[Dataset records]
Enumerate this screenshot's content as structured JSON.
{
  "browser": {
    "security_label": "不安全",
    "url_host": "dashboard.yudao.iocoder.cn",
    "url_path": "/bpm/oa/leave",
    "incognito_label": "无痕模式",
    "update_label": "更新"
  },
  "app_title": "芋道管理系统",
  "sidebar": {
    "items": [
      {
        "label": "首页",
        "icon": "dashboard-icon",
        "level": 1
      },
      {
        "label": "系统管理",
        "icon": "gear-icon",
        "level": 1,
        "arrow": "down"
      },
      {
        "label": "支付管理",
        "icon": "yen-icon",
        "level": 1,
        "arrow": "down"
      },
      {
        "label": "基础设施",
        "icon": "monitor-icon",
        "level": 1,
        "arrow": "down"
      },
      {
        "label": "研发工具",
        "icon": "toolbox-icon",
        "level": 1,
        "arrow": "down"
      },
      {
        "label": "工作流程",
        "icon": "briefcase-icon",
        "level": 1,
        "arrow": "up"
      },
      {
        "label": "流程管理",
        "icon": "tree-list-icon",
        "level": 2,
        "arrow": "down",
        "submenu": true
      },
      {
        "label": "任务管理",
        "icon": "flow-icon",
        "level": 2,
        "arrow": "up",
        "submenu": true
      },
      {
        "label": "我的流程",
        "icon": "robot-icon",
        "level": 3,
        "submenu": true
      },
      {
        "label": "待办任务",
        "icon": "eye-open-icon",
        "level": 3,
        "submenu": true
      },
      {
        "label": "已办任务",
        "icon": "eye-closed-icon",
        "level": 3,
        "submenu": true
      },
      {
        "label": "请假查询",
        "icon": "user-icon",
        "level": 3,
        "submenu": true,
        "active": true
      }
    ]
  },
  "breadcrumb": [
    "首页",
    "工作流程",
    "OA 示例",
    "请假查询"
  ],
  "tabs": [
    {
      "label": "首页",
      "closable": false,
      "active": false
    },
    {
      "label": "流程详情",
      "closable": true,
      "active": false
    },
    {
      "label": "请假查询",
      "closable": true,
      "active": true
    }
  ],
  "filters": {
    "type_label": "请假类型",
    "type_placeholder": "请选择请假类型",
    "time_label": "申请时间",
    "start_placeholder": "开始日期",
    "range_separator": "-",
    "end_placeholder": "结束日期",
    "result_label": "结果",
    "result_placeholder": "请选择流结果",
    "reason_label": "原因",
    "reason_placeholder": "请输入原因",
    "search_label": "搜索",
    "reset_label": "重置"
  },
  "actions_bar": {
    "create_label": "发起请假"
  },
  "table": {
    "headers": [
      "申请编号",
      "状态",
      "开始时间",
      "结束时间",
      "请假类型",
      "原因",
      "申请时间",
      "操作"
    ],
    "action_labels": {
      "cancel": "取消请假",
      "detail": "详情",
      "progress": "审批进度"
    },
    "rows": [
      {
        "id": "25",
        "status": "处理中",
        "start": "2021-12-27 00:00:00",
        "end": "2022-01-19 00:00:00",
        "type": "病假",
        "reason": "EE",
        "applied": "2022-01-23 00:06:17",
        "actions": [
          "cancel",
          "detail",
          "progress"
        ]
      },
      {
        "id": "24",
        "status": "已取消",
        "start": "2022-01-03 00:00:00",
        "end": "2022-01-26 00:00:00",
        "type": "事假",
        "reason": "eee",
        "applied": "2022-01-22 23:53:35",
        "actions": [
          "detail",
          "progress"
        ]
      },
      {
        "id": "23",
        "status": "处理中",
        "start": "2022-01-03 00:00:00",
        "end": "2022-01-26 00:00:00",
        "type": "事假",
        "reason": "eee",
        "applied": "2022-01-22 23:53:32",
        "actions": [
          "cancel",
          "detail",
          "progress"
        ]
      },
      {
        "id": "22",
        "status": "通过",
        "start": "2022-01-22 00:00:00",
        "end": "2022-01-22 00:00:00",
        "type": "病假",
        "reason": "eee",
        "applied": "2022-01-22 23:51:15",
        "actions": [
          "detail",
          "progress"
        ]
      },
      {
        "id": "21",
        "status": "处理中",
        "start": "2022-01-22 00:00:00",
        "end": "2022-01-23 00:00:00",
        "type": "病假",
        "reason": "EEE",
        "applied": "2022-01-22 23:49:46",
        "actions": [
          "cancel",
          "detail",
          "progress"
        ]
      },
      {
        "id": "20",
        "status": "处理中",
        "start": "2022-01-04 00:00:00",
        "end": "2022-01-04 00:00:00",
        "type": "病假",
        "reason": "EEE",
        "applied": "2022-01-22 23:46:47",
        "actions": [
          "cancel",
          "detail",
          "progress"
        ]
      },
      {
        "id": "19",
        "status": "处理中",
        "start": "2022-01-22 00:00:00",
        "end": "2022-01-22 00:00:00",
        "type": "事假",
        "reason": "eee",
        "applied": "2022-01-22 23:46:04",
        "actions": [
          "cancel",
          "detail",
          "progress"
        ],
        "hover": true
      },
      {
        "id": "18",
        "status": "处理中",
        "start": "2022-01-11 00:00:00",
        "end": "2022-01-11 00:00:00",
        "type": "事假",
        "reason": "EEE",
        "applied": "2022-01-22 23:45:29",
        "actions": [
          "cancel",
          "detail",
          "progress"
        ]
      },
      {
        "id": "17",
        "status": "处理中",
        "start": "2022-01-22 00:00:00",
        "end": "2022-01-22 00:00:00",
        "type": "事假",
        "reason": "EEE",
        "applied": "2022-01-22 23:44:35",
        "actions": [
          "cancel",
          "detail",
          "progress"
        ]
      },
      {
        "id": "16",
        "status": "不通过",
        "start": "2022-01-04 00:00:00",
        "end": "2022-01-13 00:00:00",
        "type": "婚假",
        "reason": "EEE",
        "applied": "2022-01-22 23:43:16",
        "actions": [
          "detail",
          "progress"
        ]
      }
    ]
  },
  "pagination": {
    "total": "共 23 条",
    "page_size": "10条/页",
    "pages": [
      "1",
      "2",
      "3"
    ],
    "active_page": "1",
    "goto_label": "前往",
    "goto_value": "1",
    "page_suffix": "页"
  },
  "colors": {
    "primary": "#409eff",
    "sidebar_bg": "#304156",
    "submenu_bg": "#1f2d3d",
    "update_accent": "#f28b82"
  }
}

**DIRECTIONS FOR THIS TASK:** Each record above should be restated word for word.

**RESPONSE FOR THIS EXERCISE:**
Enumerate this screenshot's content as structured JSON.
{
  "browser": {
    "security_label": "不安全",
    "url_host": "dashboard.yudao.iocoder.cn",
    "url_path": "/bpm/oa/leave",
    "incognito_label": "无痕模式",
    "update_label": "更新"
  },
  "app_title": "芋道管理系统",
  "sidebar": {
    "items": [
      {
        "label": "首页",
        "icon": "dashboard-icon",
        "level": 1
      },
      {
        "label": "系统管理",
        "icon": "gear-icon",
        "level": 1,
        "arrow": "down"
      },
      {
        "label": "支付管理",
        "icon": "yen-icon",
        "level": 1,
        "arrow": "down"
      },
      {
        "label": "基础设施",
        "icon": "monitor-icon",
        "level": 1,
        "arrow": "down"
      },
      {
        "label": "研发工具",
        "icon": "toolbox-icon",
        "level": 1,
        "arrow": "down"
      },
      {
        "label": "工作流程",
        "icon": "briefcase-icon",
        "level": 1,
        "arrow": "up"
      },
      {
        "label": "流程管理",
        "icon": "tree-list-icon",
        "level": 2,
        "arrow": "down",
        "submenu": true
      },
      {
        "label": "任务管理",
        "icon": "flow-icon",
        "level": 2,
        "arrow": "up",
        "submenu": true
      },
      {
        "label": "我的流程",
        "icon": "robot-icon",
        "level": 3,
        "submenu": true
      },
      {
        "label": "待办任务",
        "icon": "eye-open-icon",
        "level": 3,
        "submenu": true
      },
      {
        "label": "已办任务",
        "icon": "eye-closed-icon",
        "level": 3,
        "submenu": true
      },
      {
        "label": "请假查询",
        "icon": "user-icon",
        "level": 3,
        "submenu": true,
        "active": true
      }
    ]
  },
  "breadcrumb": [
    "首页",
    "工作流程",
    "OA 示例",
    "请假查询"
  ],
  "tabs": [
    {
      "label": "首页",
      "closable": false,
      "active": false
    },
    {
      "label": "流程详情",
      "closable": true,
      "active": false
    },
    {
      "label": "请假查询",
      "closable": true,
      "active": true
    }
  ],
  "filters": {
    "type_label": "请假类型",
    "type_placeholder": "请选择请假类型",
    "time_label": "申请时间",
    "start_placeholder": "开始日期",
    "range_separator": "-",
    "end_placeholder": "结束日期",
    "result_label": "结果",
    "result_placeholder": "请选择流结果",
    "reason_label": "原因",
    "reason_placeholder": "请输入原因",
    "search_label": "搜索",
    "reset_label": "重置"
  },
  "actions_bar": {
    "create_label": "发起请假"
  },
  "table": {
    "headers": [
      "申请编号",
      "状态",
      "开始时间",
      "结束时间",
      "请假类型",
      "原因",
      "申请时间",
      "操作"
    ],
    "action_labels": {
      "cancel": "取消请假",
      "detail": "详情",
      "progress": "审批进度"
    },
    "rows": [
      {
        "id": "25",
        "status": "处理中",
        "start": "2021-12-27 00:00:00",
        "end": "2022-01-19 00:00:00",
        "type": "病假",
        "reason": "EE",
        "applied": "2022-01-23 00:06:17",
        "actions": [
          "cancel",
          "detail",
          "progress"
        ]
      },
      {
        "id": "24",
        "status": "已取消",
        "start": "2022-01-03 00:00:00",
        "end": "2022-01-26 00:00:00",
        "type": "事假",
        "reason": "eee",
        "applied": "2022-01-22 23:53:35",
        "actions": [
          "detail",
          "progress"
        ]
      },
      {
        "id": "23",
        "status": "处理中",
        "start": "2022-01-03 00:00:00",
        "end": "2022-01-26 00:00:00",
        "type": "事假",
        "reason": "eee",
        "applied": "2022-01-22 23:53:32",
        "actions": [
          "cancel",
          "detail",
          "progress"
        ]
      },
      {
        "id": "22",
        "status": "通过",
        "start": "2022-01-22 00:00:00",
        "end": "2022-01-22 00:00:00",
        "type": "病假",
        "reason": "eee",
        "applied": "2022-01-22 23:51:15",
        "actions": [
          "detail",
          "progress"
        ]
      },
      {
        "id": "21",
        "status": "处理中",
        "start": "2022-01-22 00:00:00",
        "end": "2022-01-23 00:00:00",
        "type": "病假",
        "reason": "EEE",
        "applied": "2022-01-22 23:49:46",
        "actions": [
          "cancel",
          "detail",
          "progress"
        ]
      },
      {
        "id": "20",
        "status": "处理中",
        "start": "2022-01-04 00:00:00",
        "end": "2022-01-04 00:00:00",
        "type": "病假",
        "reason": "EEE",
        "applied": "2022-01-22 23:46:47",
        "actions": [
          "cancel",
          "detail",
          "progress"
        ]
      },
      {
        "id": "19",
        "status": "处理中",
        "start": "2022-01-22 00:00:00",
        "end": "2022-01-22 00:00:00",
        "type": "事假",
        "reason": "eee",
        "applied": "2022-01-22 23:46:04",
        "actions": [
          "cancel",
          "detail",
          "progress"
        ],
        "hover": true
      },
      {
        "id": "18",
        "status": "处理中",
        "start": "2022-01-11 00:00:00",
        "end": "2022-01-11 00:00:00",
        "type": "事假",
        "reason": "EEE",
        "applied": "2022-01-22 23:45:29",
        "actions": [
          "cancel",
          "detail",
          "progress"
        ]
      },
      {
        "id": "17",
        "status": "处理中",
        "start": "2022-01-22 00:00:00",
        "end": "2022-01-22 00:00:00",
        "type": "事假",
        "reason": "EEE",
        "applied": "2022-01-22 23:44:35",
        "actions": [
          "cancel",
          "detail",
          "progress"
        ]
      },
      {
        "id": "16",
        "status": "不通过",
        "start": "2022-01-04 00:00:00",
        "end": "2022-01-13 00:00:00",
        "type": "婚假",
        "reason": "EEE",
        "applied": "2022-01-22 23:43:16",
        "actions": [
          "detail",
          "progress"
        ]
      }
    ]
  },
  "pagination": {
    "total": "共 23 条",
    "page_size": "10条/页",
    "pages": [
      "1",
      "2",
      "3"
    ],
    "active_page": "1",
    "goto_label": "前往",
    "goto_value": "1",
    "page_suffix": "页"
  },
  "colors": {
    "primary": "#409eff",
    "sidebar_bg": "#304156",
    "submenu_bg": "#1f2d3d",
    "update_accent": "#f28b82"
  }
}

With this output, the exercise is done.